Given request: Return the records, each one exactly as written.

--- Data ---

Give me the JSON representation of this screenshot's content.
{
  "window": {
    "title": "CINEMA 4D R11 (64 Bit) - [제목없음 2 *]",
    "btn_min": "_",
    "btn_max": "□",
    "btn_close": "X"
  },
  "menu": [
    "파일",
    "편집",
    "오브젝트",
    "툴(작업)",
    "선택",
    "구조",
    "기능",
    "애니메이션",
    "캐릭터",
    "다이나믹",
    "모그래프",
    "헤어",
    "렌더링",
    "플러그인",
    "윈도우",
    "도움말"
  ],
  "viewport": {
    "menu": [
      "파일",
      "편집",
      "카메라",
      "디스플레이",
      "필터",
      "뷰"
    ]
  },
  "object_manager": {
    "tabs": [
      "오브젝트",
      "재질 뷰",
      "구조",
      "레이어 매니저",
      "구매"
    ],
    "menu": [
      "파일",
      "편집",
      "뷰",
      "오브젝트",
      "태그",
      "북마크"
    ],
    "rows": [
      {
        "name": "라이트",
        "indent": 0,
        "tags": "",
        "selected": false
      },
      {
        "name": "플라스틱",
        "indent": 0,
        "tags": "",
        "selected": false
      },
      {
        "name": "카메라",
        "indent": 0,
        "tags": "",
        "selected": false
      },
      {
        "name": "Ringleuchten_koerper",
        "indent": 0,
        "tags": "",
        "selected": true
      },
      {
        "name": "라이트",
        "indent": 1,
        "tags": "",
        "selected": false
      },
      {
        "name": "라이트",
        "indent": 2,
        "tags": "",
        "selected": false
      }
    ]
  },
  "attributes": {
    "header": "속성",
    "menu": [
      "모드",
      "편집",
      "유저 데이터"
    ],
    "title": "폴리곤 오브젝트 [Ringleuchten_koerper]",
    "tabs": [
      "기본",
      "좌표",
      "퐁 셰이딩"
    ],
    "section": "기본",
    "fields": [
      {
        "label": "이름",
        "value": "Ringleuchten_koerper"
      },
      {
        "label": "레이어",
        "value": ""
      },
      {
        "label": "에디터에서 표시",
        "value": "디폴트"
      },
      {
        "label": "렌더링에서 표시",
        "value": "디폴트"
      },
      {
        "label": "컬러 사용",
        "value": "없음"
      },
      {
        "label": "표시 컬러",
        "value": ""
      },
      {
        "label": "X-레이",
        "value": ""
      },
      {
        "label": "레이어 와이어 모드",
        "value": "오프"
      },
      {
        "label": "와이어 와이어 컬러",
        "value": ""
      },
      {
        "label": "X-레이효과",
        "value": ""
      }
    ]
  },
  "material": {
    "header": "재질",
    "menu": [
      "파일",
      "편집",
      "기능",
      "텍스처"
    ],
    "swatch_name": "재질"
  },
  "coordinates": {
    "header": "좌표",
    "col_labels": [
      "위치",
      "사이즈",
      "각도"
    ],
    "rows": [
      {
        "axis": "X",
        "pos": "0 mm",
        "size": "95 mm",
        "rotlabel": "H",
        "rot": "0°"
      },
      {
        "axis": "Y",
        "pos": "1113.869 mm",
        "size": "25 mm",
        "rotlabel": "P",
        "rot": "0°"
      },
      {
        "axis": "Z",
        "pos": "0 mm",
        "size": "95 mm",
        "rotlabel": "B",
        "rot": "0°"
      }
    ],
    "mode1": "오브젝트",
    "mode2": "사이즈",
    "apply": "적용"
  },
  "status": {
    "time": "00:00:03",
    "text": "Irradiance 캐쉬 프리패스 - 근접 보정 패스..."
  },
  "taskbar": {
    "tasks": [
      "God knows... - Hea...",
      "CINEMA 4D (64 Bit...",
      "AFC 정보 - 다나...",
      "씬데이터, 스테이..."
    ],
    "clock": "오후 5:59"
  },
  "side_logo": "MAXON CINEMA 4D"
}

---

Problem solution:
Give me the JSON representation of this screenshot's content.
{
  "window": {
    "title": "CINEMA 4D R11 (64 Bit) - [제목없음 2 *]",
    "btn_min": "_",
    "btn_max": "□",
    "btn_close": "X"
  },
  "menu": [
    "파일",
    "편집",
    "오브젝트",
    "툴(작업)",
    "선택",
    "구조",
    "기능",
    "애니메이션",
    "캐릭터",
    "다이나믹",
    "모그래프",
    "헤어",
    "렌더링",
    "플러그인",
    "윈도우",
    "도움말"
  ],
  "viewport": {
    "menu": [
      "파일",
      "편집",
      "카메라",
      "디스플레이",
      "필터",
      "뷰"
    ]
  },
  "object_manager": {
    "tabs": [
      "오브젝트",
      "재질 뷰",
      "구조",
      "레이어 매니저",
      "구매"
    ],
    "menu": [
      "파일",
      "편집",
      "뷰",
      "오브젝트",
      "태그",
      "북마크"
    ],
    "rows": [
      {
        "name": "라이트",
        "indent": 0,
        "tags": "",
        "selected": false
      },
      {
        "name": "플라스틱",
        "indent": 0,
        "tags": "",
        "selected": false
      },
      {
        "name": "카메라",
        "indent": 0,
        "tags": "",
        "selected": false
      },
      {
        "name": "Ringleuchten_koerper",
        "indent": 0,
        "tags": "",
        "selected": true
      },
      {
        "name": "라이트",
        "indent": 1,
        "tags": "",
        "selected": false
      },
      {
        "name": "라이트",
        "indent": 2,
        "tags": "",
        "selected": false
      }
    ]
  },
  "attributes": {
    "header": "속성",
    "menu": [
      "모드",
      "편집",
      "유저 데이터"
    ],
    "title": "폴리곤 오브젝트 [Ringleuchten_koerper]",
    "tabs": [
      "기본",
      "좌표",
      "퐁 셰이딩"
    ],
    "section": "기본",
    "fields": [
      {
        "label": "이름",
        "value": "Ringleuchten_koerper"
      },
      {
        "label": "레이어",
        "value": ""
      },
      {
        "label": "에디터에서 표시",
        "value": "디폴트"
      },
      {
        "label": "렌더링에서 표시",
        "value": "디폴트"
      },
      {
        "label": "컬러 사용",
        "value": "없음"
      },
      {
        "label": "표시 컬러",
        "value": ""
      },
      {
        "label": "X-레이",
        "value": ""
      },
      {
        "label": "레이어 와이어 모드",
        "value": "오프"
      },
      {
        "label": "와이어 와이어 컬러",
        "value": ""
      },
      {
        "label": "X-레이효과",
        "value": ""
      }
    ]
  },
  "material": {
    "header": "재질",
    "menu": [
      "파일",
      "편집",
      "기능",
      "텍스처"
    ],
    "swatch_name": "재질"
  },
  "coordinates": {
    "header": "좌표",
    "col_labels": [
      "위치",
      "사이즈",
      "각도"
    ],
    "rows": [
      {
        "axis": "X",
        "pos": "0 mm",
        "size": "95 mm",
        "rotlabel": "H",
        "rot": "0°"
      },
      {
        "axis": "Y",
        "pos": "1113.869 mm",
        "size": "25 mm",
        "rotlabel": "P",
        "rot": "0°"
      },
      {
        "axis": "Z",
        "pos": "0 mm",
        "size": "95 mm",
        "rotlabel": "B",
        "rot": "0°"
      }
    ],
    "mode1": "오브젝트",
    "mode2": "사이즈",
    "apply": "적용"
  },
  "status": {
    "time": "00:00:03",
    "text": "Irradiance 캐쉬 프리패스 - 근접 보정 패스..."
  },
  "taskbar": {
    "tasks": [
      "God knows... - Hea...",
      "CINEMA 4D (64 Bit...",
      "AFC 정보 - 다나...",
      "씬데이터, 스테이..."
    ],
    "clock": "오후 5:59"
  },
  "side_logo": "MAXON CINEMA 4D"
}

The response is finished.